--- Begin ---

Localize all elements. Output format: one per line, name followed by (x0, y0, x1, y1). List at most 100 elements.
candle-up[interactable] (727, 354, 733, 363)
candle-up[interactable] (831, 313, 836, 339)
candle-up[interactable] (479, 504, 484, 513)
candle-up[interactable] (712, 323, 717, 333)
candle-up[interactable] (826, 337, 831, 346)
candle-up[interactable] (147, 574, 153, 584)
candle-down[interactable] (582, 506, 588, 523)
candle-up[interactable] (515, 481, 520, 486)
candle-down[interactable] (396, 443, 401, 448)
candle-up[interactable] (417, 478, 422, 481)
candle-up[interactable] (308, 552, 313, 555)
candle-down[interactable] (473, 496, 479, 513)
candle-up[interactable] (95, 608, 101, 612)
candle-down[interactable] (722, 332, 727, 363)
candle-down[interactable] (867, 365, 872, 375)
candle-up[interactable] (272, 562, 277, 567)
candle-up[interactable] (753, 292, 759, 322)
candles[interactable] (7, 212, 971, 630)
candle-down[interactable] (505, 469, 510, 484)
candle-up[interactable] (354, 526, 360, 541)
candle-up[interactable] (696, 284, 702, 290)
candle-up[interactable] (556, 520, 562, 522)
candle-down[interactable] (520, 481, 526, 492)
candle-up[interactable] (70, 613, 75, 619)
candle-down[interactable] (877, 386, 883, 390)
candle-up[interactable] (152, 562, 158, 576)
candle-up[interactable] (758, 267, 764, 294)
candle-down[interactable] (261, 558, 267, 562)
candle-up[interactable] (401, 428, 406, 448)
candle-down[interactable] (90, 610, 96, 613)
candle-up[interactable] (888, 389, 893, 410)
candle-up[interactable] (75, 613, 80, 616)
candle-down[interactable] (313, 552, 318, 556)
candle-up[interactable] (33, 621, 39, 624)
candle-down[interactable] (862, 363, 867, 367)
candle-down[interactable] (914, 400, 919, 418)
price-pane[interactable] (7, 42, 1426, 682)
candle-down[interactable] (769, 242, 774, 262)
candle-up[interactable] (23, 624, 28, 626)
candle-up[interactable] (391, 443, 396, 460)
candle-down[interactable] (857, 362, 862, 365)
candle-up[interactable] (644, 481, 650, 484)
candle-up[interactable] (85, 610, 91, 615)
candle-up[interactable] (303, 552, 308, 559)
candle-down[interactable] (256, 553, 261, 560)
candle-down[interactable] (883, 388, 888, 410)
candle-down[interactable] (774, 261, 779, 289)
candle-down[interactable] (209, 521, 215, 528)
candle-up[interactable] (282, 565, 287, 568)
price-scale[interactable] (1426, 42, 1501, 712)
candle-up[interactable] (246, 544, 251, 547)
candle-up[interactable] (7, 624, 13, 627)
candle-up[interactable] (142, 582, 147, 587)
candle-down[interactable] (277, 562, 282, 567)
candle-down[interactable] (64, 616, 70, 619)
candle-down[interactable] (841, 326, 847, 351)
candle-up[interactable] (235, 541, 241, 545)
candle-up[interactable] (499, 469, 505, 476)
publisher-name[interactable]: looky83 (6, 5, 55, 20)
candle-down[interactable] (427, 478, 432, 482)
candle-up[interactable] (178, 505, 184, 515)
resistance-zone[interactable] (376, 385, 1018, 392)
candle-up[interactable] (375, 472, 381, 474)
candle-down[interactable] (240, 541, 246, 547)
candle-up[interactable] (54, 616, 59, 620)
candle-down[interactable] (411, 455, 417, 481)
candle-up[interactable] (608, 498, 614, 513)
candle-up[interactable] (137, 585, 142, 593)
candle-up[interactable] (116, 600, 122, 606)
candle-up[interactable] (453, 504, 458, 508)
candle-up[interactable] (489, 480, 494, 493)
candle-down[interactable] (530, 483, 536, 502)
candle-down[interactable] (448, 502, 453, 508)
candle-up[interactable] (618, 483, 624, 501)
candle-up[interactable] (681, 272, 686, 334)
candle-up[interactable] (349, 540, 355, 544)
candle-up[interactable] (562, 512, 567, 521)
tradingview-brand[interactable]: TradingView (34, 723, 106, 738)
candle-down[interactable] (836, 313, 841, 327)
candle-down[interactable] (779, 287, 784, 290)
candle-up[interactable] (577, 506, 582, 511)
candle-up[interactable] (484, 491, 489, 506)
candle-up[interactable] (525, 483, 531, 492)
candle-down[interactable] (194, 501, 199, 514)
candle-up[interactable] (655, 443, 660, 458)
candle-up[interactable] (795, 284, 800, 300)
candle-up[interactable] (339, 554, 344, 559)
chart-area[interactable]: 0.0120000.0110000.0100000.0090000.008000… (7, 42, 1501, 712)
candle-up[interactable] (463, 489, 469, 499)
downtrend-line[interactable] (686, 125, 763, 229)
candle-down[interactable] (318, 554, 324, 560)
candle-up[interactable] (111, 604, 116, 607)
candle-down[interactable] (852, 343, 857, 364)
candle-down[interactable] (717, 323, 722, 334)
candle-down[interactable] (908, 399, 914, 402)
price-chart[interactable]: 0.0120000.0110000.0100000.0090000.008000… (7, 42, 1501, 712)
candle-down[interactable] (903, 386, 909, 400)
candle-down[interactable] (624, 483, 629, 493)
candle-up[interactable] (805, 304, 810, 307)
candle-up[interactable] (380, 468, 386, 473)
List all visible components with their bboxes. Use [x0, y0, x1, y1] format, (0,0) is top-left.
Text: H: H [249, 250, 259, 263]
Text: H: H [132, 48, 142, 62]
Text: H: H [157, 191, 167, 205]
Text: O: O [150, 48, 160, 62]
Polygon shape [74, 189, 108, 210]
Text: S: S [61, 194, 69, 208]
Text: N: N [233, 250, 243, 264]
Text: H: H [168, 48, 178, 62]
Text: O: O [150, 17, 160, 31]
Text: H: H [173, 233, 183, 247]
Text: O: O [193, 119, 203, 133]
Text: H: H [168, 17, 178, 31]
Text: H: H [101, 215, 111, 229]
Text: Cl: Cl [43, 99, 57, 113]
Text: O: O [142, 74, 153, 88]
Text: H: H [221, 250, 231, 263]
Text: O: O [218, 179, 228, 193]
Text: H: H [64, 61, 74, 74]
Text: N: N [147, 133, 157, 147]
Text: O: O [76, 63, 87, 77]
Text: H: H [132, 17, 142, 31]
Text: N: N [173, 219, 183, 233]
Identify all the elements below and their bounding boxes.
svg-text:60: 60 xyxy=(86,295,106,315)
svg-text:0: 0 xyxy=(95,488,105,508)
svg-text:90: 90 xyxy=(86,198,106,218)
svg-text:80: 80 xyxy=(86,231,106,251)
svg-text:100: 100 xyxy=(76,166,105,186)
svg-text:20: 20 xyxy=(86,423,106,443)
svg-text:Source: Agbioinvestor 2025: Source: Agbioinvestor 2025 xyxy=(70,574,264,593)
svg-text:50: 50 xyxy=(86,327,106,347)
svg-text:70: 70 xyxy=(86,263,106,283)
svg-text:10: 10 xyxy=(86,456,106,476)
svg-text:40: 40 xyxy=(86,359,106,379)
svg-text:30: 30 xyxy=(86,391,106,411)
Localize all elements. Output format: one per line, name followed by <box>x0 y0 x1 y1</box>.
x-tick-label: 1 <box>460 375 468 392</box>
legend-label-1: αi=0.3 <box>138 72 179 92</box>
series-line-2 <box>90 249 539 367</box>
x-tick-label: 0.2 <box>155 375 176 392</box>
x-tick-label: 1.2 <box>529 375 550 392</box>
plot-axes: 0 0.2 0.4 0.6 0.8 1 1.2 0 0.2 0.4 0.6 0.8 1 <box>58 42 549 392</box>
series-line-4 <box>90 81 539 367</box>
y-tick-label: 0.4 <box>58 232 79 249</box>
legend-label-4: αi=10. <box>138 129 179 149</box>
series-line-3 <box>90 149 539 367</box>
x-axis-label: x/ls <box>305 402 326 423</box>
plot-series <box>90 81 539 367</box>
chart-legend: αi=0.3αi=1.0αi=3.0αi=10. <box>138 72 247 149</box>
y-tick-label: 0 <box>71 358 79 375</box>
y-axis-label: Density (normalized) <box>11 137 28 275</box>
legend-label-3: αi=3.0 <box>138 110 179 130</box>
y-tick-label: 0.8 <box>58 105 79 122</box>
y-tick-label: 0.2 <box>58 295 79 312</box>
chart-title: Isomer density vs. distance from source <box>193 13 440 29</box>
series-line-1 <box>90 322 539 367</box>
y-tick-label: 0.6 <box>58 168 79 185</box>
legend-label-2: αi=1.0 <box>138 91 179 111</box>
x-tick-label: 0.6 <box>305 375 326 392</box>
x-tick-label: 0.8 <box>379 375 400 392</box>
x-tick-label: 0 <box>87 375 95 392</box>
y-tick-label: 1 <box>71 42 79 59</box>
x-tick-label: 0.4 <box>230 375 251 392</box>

--- End ---

__What is being asked__: Please give again, without any change, the part of the records that opens with the first line and closes with the line containing "candle-up[interactable] (147, 574, 153, 584)".

__Reply to the task__:
Localize all elements. Output format: one per line, name followed by (x0, y0, x1, y1). List at most 100 elements.
candle-up[interactable] (727, 354, 733, 363)
candle-up[interactable] (831, 313, 836, 339)
candle-up[interactable] (479, 504, 484, 513)
candle-up[interactable] (712, 323, 717, 333)
candle-up[interactable] (826, 337, 831, 346)
candle-up[interactable] (147, 574, 153, 584)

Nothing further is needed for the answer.